EXERCISE
Copy every line that contains the string "this" from the entries below.

[Start INPUT DATA]

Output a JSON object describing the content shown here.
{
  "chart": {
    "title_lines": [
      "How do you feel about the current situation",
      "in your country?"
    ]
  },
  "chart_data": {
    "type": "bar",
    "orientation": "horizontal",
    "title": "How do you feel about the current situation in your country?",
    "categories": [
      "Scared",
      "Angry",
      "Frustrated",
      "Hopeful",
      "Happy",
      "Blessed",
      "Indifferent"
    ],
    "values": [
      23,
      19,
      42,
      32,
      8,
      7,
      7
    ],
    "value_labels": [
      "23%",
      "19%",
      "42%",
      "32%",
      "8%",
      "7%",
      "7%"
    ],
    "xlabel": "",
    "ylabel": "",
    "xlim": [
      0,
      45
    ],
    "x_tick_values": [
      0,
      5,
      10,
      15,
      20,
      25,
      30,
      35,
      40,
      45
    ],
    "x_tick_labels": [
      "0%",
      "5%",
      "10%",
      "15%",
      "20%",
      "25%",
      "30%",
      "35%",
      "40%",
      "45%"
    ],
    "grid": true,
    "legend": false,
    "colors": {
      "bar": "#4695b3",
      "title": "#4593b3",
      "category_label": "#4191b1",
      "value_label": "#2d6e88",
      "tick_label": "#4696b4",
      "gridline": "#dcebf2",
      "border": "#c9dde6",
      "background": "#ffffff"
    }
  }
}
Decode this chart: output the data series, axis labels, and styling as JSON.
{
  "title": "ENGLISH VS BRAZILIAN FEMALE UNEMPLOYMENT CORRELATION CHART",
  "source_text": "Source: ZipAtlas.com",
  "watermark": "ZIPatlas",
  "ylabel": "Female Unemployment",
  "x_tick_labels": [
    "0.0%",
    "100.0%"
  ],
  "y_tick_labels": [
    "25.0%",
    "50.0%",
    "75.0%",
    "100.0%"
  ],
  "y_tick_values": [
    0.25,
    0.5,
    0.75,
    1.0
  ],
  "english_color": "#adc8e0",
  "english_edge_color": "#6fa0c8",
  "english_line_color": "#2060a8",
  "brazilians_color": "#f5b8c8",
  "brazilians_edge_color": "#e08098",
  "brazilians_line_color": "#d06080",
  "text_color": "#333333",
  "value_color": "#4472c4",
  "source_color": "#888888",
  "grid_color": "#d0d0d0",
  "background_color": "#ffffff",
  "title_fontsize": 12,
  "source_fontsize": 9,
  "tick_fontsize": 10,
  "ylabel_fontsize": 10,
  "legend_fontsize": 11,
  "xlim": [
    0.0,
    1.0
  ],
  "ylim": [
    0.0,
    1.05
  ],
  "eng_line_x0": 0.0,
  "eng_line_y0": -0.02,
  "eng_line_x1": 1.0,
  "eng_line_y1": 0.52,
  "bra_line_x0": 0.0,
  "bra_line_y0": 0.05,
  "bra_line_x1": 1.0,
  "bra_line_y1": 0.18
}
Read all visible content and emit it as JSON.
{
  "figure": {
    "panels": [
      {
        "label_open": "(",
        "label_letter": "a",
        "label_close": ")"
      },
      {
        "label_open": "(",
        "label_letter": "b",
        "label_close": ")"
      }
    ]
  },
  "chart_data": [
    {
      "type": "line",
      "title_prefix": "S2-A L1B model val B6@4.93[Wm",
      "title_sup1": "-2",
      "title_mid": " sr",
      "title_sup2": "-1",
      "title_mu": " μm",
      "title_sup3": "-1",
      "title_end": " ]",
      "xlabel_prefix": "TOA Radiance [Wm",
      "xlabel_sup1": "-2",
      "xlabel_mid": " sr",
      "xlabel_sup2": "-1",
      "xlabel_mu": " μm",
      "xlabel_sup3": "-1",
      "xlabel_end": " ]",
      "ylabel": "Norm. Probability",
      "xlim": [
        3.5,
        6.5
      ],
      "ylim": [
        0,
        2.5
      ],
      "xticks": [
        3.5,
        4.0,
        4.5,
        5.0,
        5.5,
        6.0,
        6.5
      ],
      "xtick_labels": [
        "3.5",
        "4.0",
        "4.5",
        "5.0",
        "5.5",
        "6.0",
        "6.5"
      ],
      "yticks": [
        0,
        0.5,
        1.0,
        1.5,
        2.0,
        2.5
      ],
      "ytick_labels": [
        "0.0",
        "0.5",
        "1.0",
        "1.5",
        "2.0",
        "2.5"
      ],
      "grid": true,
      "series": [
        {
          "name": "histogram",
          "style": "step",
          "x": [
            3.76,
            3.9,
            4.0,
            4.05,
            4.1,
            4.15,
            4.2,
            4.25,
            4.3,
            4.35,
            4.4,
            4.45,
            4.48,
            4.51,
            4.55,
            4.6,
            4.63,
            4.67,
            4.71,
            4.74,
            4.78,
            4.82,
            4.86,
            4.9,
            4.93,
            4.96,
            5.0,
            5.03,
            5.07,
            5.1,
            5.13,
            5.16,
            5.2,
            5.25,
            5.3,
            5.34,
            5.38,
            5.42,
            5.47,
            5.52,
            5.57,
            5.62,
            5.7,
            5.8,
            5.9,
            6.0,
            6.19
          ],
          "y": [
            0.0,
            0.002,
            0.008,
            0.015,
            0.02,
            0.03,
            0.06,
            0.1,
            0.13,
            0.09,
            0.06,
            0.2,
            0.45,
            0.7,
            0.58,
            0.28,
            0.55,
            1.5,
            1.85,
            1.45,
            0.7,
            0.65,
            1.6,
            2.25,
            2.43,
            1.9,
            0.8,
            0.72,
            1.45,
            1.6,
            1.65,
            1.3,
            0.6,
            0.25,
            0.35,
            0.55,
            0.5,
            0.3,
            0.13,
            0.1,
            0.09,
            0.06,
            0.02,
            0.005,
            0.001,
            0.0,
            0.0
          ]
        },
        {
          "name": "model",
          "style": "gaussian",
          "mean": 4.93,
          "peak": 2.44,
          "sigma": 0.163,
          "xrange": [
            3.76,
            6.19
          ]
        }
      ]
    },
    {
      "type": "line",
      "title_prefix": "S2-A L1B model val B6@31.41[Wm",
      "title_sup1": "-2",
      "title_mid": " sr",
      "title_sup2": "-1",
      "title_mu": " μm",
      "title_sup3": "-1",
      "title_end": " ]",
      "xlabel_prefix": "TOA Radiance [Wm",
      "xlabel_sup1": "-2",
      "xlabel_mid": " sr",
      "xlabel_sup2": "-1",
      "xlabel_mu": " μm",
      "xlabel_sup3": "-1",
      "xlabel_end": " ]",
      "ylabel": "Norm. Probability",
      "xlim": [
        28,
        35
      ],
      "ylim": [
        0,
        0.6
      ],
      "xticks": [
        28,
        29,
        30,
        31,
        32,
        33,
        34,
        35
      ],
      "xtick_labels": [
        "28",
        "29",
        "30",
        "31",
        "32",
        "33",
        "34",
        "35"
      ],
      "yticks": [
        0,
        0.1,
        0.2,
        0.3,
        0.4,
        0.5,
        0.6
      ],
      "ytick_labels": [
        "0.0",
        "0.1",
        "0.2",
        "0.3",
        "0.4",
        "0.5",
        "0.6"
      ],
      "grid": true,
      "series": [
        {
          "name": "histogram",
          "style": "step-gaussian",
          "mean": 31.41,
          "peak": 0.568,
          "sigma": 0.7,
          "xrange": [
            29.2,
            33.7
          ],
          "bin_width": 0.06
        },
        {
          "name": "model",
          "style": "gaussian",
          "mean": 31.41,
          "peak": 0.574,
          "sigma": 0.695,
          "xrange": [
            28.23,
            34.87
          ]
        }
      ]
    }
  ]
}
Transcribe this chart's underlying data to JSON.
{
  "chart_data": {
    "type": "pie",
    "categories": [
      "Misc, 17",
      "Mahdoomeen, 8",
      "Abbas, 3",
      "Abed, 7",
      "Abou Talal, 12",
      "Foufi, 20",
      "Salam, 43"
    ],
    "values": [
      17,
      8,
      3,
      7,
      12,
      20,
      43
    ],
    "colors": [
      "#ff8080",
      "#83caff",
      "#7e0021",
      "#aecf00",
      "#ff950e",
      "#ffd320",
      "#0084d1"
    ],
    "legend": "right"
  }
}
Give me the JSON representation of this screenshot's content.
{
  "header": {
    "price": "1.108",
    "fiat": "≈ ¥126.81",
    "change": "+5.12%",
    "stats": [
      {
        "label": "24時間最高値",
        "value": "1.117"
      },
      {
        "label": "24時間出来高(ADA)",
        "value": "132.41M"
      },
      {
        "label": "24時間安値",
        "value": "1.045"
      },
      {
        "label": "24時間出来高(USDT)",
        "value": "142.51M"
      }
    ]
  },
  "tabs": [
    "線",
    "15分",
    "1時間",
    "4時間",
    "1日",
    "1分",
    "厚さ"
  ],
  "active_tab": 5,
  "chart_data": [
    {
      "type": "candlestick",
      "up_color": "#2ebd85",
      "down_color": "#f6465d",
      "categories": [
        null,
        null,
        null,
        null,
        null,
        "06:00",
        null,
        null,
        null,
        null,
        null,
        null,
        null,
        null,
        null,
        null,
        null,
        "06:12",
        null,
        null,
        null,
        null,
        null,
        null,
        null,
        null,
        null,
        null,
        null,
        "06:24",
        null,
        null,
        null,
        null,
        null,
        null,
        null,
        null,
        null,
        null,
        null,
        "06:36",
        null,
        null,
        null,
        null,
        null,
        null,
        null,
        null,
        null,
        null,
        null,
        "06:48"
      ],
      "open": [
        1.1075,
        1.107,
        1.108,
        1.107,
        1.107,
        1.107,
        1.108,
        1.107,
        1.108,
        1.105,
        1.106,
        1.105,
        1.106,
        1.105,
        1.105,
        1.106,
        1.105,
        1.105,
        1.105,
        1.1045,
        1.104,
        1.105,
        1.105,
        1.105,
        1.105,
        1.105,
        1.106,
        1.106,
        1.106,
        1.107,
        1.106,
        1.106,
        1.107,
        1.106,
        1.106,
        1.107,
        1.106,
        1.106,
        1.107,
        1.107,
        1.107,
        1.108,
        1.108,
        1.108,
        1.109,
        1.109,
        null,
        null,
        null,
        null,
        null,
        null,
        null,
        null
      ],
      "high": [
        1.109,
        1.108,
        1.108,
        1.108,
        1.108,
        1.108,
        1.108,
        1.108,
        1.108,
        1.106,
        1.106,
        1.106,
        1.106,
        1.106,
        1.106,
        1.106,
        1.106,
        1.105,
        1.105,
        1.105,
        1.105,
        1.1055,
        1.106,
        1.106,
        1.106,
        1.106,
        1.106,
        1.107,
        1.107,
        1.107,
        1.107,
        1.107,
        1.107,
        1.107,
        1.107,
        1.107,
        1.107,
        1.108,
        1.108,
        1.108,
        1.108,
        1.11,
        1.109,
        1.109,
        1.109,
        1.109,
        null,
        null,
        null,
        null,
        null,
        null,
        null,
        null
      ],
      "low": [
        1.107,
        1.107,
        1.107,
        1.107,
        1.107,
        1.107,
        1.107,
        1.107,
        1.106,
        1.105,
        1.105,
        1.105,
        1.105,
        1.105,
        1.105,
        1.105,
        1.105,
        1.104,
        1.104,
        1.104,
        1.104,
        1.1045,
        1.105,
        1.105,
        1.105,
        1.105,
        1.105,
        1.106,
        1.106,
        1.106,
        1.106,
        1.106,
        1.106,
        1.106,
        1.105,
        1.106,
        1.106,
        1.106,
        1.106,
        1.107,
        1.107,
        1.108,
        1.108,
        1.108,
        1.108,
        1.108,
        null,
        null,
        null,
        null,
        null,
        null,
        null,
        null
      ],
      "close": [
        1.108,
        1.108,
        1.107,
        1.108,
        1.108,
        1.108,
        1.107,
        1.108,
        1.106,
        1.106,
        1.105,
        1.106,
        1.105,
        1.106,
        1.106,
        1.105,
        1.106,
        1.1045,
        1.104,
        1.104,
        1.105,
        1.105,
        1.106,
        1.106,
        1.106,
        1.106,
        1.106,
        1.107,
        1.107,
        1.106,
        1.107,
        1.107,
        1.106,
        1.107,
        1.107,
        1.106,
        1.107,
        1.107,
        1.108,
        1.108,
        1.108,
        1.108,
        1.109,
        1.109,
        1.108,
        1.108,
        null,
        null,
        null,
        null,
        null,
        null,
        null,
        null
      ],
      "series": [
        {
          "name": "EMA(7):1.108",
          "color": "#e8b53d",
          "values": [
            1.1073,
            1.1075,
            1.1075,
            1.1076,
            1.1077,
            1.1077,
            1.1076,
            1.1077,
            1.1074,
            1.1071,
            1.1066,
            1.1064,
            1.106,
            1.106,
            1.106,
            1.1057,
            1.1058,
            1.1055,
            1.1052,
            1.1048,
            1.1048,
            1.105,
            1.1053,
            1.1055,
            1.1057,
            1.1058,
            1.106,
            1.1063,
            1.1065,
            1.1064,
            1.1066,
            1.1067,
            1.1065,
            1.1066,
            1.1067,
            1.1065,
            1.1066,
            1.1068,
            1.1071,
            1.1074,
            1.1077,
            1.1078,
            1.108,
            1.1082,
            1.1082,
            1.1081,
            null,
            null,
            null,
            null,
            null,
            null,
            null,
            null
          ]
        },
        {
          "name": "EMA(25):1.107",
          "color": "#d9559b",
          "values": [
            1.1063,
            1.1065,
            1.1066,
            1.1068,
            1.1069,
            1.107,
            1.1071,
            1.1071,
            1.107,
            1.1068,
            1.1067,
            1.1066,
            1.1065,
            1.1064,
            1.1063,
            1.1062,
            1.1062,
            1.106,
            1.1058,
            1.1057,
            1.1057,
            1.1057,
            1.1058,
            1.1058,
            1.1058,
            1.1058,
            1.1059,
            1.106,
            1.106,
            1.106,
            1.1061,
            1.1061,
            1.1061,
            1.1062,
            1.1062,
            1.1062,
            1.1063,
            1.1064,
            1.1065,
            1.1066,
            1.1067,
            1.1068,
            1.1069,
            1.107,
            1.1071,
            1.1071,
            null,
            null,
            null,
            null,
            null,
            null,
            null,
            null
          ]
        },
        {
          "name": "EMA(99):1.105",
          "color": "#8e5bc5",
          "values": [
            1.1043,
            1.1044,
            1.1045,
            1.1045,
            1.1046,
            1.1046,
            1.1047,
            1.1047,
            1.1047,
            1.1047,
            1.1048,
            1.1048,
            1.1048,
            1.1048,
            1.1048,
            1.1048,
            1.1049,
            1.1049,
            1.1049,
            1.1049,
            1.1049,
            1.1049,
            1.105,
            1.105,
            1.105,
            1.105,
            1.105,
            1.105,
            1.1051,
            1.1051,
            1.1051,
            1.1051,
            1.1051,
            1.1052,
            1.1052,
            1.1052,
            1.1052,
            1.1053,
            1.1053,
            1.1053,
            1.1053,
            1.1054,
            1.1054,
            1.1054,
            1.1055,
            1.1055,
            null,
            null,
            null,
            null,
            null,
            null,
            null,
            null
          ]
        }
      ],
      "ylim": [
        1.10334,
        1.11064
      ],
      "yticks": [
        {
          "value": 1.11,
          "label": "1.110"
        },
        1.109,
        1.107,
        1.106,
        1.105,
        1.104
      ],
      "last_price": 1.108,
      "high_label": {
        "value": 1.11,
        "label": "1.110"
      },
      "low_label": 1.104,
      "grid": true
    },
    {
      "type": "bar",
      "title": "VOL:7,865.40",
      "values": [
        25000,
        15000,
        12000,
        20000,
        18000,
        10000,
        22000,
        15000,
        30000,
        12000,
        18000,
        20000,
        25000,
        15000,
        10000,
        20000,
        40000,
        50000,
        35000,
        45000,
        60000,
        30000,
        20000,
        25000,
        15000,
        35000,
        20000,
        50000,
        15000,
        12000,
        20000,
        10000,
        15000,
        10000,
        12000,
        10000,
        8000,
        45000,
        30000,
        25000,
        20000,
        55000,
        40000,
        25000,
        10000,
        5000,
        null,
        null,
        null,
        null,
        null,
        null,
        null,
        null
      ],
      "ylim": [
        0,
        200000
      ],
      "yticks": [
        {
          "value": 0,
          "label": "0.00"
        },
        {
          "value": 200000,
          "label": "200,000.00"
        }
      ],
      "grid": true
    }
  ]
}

[End INPUT DATA]

OUTPUT OF THE TASK
Decode this chart: output the data series, axis labels, and styling as JSON.
Transcribe this chart's underlying data to JSON.
Give me the JSON representation of this screenshot's content.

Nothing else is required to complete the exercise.